Goal: From the listing below, extract every line containing "this".

Records from a data collection:

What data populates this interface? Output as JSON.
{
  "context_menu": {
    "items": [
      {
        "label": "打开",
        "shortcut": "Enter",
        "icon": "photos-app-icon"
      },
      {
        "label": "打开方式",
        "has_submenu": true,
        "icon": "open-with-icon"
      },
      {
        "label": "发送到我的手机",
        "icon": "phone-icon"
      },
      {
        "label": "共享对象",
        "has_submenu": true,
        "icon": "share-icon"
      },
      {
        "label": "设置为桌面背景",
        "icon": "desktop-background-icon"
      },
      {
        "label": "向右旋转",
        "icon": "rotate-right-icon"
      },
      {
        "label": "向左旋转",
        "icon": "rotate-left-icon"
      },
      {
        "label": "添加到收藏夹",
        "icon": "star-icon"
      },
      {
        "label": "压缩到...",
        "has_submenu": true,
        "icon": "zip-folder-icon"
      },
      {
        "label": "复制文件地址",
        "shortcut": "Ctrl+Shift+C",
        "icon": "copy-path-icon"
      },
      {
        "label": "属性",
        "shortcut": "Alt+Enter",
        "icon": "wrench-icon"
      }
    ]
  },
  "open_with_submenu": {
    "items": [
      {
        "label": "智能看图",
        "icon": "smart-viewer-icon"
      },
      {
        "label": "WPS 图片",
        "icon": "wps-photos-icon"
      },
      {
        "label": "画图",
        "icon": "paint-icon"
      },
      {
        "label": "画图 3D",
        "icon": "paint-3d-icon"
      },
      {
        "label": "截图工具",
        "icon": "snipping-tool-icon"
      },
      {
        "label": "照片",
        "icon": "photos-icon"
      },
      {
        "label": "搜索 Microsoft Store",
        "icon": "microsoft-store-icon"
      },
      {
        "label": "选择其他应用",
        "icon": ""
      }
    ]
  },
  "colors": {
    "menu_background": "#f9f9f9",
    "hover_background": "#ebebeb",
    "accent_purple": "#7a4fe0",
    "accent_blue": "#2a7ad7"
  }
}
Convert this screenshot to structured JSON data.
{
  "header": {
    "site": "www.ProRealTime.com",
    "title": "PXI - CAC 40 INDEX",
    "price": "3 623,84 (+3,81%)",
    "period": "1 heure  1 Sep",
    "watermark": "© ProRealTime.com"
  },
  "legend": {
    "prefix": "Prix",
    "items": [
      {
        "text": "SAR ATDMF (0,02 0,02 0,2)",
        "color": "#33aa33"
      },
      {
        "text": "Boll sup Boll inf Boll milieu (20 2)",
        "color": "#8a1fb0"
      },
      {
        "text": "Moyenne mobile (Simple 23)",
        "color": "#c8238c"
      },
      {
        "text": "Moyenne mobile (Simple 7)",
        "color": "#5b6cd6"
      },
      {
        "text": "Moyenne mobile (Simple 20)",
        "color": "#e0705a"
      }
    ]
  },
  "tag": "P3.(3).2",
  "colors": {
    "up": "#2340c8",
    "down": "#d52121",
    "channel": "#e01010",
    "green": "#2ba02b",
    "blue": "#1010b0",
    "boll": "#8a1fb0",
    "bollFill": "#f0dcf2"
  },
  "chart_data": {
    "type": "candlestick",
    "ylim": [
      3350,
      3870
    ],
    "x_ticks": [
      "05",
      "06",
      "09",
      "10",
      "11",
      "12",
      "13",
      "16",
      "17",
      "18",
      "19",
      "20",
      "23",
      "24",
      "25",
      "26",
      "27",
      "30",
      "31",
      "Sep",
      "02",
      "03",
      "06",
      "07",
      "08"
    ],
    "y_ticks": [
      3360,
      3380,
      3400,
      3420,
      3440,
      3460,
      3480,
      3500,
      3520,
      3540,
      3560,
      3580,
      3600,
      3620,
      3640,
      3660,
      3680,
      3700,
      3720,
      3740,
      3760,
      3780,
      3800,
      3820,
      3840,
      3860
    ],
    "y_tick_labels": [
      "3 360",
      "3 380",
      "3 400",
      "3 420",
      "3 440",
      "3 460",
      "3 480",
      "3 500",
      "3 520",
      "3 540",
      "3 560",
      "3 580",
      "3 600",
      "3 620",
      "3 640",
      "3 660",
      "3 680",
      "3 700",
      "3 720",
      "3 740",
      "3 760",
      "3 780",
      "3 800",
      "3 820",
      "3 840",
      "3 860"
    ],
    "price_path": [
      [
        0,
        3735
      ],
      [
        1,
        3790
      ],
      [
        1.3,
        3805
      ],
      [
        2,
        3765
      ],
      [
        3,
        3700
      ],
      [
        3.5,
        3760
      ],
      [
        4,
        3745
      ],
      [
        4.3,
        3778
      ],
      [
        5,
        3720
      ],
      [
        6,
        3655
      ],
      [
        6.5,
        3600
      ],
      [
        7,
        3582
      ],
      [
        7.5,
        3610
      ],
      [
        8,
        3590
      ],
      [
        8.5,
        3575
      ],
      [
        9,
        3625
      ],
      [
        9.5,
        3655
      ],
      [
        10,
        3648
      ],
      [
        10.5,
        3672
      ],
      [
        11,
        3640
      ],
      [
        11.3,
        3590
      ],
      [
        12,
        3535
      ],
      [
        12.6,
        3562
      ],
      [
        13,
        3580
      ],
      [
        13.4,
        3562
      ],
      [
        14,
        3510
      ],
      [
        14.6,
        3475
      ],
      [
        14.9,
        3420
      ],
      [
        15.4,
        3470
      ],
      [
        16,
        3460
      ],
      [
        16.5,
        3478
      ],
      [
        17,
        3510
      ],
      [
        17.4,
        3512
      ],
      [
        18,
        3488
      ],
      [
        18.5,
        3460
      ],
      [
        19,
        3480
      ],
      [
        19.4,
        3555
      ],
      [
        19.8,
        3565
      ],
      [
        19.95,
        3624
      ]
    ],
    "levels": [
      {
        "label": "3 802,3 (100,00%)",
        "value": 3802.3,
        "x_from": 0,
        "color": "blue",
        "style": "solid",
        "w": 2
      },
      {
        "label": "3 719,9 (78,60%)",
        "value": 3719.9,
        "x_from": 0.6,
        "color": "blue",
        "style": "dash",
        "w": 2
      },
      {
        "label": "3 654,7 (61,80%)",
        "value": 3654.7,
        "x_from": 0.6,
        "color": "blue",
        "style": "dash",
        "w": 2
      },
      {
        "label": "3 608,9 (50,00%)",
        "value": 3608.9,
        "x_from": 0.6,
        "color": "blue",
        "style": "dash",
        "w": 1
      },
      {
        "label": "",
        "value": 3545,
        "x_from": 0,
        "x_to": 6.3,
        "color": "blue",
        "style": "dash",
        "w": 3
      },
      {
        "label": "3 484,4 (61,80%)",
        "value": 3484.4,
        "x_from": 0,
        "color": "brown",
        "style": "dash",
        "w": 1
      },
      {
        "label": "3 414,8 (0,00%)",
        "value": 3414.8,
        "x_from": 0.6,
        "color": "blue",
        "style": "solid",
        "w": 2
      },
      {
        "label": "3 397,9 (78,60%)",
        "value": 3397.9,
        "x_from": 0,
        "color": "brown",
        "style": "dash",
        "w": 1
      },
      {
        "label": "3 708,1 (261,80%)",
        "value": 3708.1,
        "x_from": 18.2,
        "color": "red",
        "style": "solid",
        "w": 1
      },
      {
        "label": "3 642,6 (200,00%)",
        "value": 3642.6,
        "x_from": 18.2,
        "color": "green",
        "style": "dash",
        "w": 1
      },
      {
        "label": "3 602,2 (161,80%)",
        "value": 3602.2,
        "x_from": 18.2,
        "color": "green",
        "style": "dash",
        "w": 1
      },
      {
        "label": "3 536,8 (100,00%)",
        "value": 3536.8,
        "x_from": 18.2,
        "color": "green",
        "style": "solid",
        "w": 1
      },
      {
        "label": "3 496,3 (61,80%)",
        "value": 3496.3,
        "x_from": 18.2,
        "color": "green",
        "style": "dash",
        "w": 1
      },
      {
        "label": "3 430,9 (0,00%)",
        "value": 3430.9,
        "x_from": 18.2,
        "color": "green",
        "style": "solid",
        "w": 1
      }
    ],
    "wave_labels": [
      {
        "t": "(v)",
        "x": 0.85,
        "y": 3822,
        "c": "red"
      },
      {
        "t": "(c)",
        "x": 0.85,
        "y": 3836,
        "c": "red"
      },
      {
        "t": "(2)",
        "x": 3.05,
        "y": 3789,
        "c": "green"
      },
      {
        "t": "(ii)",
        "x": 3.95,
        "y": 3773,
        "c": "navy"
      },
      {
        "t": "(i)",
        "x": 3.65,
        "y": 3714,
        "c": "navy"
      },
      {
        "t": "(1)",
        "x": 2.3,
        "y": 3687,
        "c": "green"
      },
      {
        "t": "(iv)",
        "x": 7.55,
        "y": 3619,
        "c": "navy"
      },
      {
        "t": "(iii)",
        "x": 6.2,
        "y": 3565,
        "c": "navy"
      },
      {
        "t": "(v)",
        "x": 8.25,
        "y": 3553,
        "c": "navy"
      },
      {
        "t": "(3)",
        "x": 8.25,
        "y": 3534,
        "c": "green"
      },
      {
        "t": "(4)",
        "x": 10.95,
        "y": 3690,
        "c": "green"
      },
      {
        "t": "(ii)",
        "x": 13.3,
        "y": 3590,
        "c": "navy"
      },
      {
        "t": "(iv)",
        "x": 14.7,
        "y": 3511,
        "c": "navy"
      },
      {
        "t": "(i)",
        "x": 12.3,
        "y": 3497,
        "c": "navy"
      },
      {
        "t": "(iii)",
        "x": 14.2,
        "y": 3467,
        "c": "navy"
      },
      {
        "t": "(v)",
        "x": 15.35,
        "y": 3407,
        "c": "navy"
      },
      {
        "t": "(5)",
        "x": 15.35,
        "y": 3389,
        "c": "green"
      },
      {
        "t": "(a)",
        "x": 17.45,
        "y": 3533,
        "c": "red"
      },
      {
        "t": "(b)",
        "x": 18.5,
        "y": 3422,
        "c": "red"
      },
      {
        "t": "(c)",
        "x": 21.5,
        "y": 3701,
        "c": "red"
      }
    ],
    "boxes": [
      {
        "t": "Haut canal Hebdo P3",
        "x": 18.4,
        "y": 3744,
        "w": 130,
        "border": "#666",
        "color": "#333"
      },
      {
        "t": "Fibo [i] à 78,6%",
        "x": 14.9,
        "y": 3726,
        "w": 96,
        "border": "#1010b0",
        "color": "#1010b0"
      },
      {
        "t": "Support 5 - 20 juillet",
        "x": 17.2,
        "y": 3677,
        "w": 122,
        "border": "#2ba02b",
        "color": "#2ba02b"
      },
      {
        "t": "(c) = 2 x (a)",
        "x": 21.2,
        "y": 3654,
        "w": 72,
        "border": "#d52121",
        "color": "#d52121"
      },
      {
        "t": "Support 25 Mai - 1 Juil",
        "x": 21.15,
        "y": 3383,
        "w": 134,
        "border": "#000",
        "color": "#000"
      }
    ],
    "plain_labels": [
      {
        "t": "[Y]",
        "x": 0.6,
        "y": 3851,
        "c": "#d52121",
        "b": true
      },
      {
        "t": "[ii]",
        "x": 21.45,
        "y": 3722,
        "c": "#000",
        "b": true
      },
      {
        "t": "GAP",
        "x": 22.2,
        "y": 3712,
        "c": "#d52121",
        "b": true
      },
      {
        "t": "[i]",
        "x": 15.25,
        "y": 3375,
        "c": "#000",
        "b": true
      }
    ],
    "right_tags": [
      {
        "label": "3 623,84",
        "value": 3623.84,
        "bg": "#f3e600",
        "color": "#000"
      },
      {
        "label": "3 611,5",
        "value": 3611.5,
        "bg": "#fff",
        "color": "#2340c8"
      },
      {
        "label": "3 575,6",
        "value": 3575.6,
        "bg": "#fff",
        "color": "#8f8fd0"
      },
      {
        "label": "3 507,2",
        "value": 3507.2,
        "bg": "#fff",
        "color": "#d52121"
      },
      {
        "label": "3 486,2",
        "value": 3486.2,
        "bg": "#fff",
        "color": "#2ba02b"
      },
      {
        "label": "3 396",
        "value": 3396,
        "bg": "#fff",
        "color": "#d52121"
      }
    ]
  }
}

Finished task:
What data populates this interface? Output as JSON.
Convert this screenshot to structured JSON data.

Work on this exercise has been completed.